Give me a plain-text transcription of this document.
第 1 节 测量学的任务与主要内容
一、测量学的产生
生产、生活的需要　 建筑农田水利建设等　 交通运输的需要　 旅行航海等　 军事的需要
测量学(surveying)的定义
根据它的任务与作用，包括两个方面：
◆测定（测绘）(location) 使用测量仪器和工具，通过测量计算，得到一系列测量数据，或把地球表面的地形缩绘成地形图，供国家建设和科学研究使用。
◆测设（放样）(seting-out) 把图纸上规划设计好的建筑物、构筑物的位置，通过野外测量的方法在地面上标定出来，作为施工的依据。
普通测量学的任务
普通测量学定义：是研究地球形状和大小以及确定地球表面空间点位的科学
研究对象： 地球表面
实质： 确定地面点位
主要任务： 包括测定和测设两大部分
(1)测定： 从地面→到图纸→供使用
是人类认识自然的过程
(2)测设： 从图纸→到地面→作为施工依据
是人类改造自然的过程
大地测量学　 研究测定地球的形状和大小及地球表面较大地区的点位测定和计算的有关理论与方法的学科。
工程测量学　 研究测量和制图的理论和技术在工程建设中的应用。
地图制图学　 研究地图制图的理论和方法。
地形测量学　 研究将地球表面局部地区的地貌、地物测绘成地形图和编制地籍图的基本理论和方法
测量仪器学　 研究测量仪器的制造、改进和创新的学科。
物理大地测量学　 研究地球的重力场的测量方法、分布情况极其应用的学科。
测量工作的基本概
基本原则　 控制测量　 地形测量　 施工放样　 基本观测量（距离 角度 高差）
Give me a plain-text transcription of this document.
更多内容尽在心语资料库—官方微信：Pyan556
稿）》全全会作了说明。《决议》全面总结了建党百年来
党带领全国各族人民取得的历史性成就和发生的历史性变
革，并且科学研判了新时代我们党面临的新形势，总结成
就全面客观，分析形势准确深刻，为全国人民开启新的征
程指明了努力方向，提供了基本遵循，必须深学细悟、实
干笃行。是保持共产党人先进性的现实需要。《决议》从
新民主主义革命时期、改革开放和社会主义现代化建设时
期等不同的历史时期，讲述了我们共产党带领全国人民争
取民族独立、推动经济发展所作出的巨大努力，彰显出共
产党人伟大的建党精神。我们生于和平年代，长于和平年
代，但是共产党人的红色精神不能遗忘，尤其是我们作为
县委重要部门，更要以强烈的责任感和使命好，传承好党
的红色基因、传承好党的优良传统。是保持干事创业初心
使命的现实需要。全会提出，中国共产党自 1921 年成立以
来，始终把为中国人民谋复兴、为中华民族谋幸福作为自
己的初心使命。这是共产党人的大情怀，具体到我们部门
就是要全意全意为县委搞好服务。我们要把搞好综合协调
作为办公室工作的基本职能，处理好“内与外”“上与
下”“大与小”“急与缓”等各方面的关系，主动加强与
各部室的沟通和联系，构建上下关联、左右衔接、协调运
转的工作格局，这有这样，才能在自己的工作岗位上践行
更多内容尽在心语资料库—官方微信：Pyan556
===
_Work to be completed_:
Extract all of the material exactly as it is written.

_Expected output_:
Give me a plain-text transcription of this document.
第 1 节 测量学的任务与主要内容
一、测量学的产生
生产、生活的需要　 建筑农田水利建设等　 交通运输的需要　 旅行航海等　 军事的需要
测量学(surveying)的定义
根据它的任务与作用，包括两个方面：
◆测定（测绘）(location) 使用测量仪器和工具，通过测量计算，得到一系列测量数据，或把地球表面的地形缩绘成地形图，供国家建设和科学研究使用。
◆测设（放样）(seting-out) 把图纸上规划设计好的建筑物、构筑物的位置，通过野外测量的方法在地面上标定出来，作为施工的依据。
普通测量学的任务
普通测量学定义：是研究地球形状和大小以及确定地球表面空间点位的科学
研究对象： 地球表面
实质： 确定地面点位
主要任务： 包括测定和测设两大部分
(1)测定： 从地面→到图纸→供使用
是人类认识自然的过程
(2)测设： 从图纸→到地面→作为施工依据
是人类改造自然的过程
大地测量学　 研究测定地球的形状和大小及地球表面较大地区的点位测定和计算的有关理论与方法的学科。
工程测量学　 研究测量和制图的理论和技术在工程建设中的应用。
地图制图学　 研究地图制图的理论和方法。
地形测量学　 研究将地球表面局部地区的地貌、地物测绘成地形图和编制地籍图的基本理论和方法
测量仪器学　 研究测量仪器的制造、改进和创新的学科。
物理大地测量学　 研究地球的重力场的测量方法、分布情况极其应用的学科。
测量工作的基本概
基本原则　 控制测量　 地形测量　 施工放样　 基本观测量（距离 角度 高差）
Give me a plain-text transcription of this document.
更多内容尽在心语资料库—官方微信：Pyan556
稿）》全全会作了说明。《决议》全面总结了建党百年来
党带领全国各族人民取得的历史性成就和发生的历史性变
革，并且科学研判了新时代我们党面临的新形势，总结成
就全面客观，分析形势准确深刻，为全国人民开启新的征
程指明了努力方向，提供了基本遵循，必须深学细悟、实
干笃行。是保持共产党人先进性的现实需要。《决议》从
新民主主义革命时期、改革开放和社会主义现代化建设时
期等不同的历史时期，讲述了我们共产党带领全国人民争
取民族独立、推动经济发展所作出的巨大努力，彰显出共
产党人伟大的建党精神。我们生于和平年代，长于和平年
代，但是共产党人的红色精神不能遗忘，尤其是我们作为
县委重要部门，更要以强烈的责任感和使命好，传承好党
的红色基因、传承好党的优良传统。是保持干事创业初心
使命的现实需要。全会提出，中国共产党自 1921 年成立以
来，始终把为中国人民谋复兴、为中华民族谋幸福作为自
己的初心使命。这是共产党人的大情怀，具体到我们部门
就是要全意全意为县委搞好服务。我们要把搞好综合协调
作为办公室工作的基本职能，处理好“内与外”“上与
下”“大与小”“急与缓”等各方面的关系，主动加强与
各部室的沟通和联系，构建上下关联、左右衔接、协调运
转的工作格局，这有这样，才能在自己的工作岗位上践行
更多内容尽在心语资料库—官方微信：Pyan556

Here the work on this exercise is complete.